Directive: Each entry below must be repeated exactly, with pictures left out.

___ Supplied entries

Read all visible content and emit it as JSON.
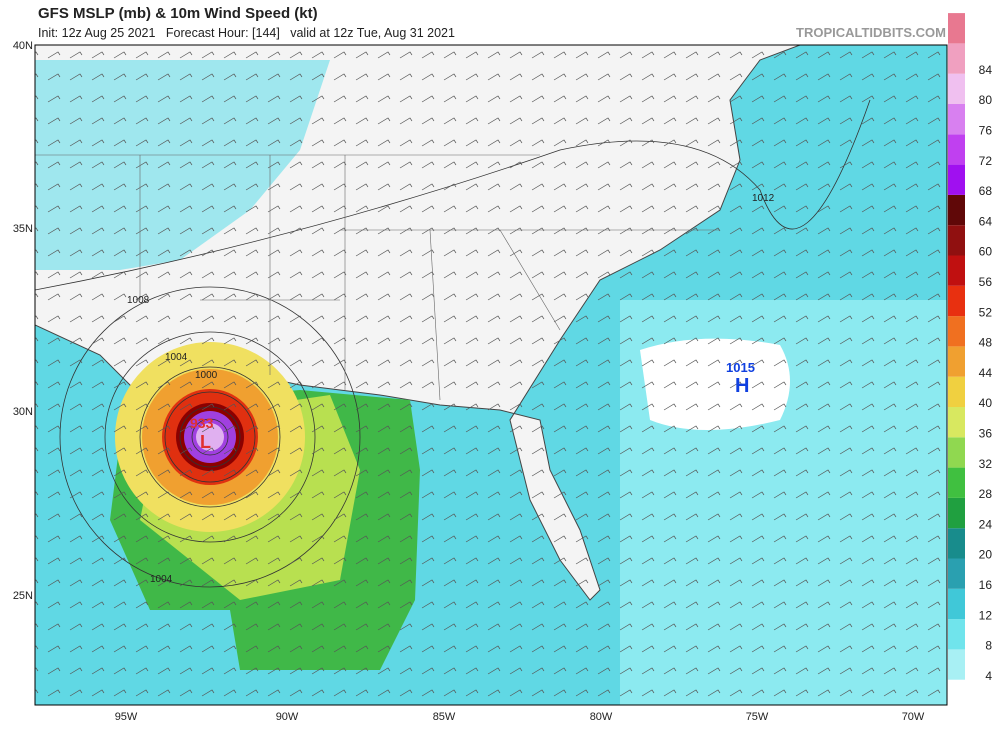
{
  "header": {
    "title": "GFS MSLP (mb) & 10m Wind Speed (kt)",
    "subtitle": "Init: 12z Aug 25 2021   Forecast Hour: [144]   valid at 12z Tue, Aug 31 2021",
    "site": "TROPICALTIDBITS.COM"
  },
  "map": {
    "lat_labels": [
      "40N",
      "35N",
      "30N",
      "25N"
    ],
    "lon_labels": [
      "95W",
      "90W",
      "85W",
      "80W",
      "75W",
      "70W"
    ],
    "isobar_labels": [
      "1012",
      "1008",
      "1004",
      "1000",
      "1004"
    ],
    "low": {
      "pressure": "933",
      "symbol": "L"
    },
    "high": {
      "pressure": "1015",
      "symbol": "H"
    }
  },
  "colorbar": {
    "ticks": [
      4,
      8,
      12,
      16,
      20,
      24,
      28,
      32,
      36,
      40,
      44,
      48,
      52,
      56,
      60,
      64,
      68,
      72,
      76,
      80,
      84
    ]
  }
}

______

Finished answer:
Read all visible content and emit it as JSON.
{
  "header": {
    "title": "GFS MSLP (mb) & 10m Wind Speed (kt)",
    "subtitle": "Init: 12z Aug 25 2021   Forecast Hour: [144]   valid at 12z Tue, Aug 31 2021",
    "site": "TROPICALTIDBITS.COM"
  },
  "map": {
    "lat_labels": [
      "40N",
      "35N",
      "30N",
      "25N"
    ],
    "lon_labels": [
      "95W",
      "90W",
      "85W",
      "80W",
      "75W",
      "70W"
    ],
    "isobar_labels": [
      "1012",
      "1008",
      "1004",
      "1000",
      "1004"
    ],
    "low": {
      "pressure": "933",
      "symbol": "L"
    },
    "high": {
      "pressure": "1015",
      "symbol": "H"
    }
  },
  "colorbar": {
    "ticks": [
      4,
      8,
      12,
      16,
      20,
      24,
      28,
      32,
      36,
      40,
      44,
      48,
      52,
      56,
      60,
      64,
      68,
      72,
      76,
      80,
      84
    ]
  }
}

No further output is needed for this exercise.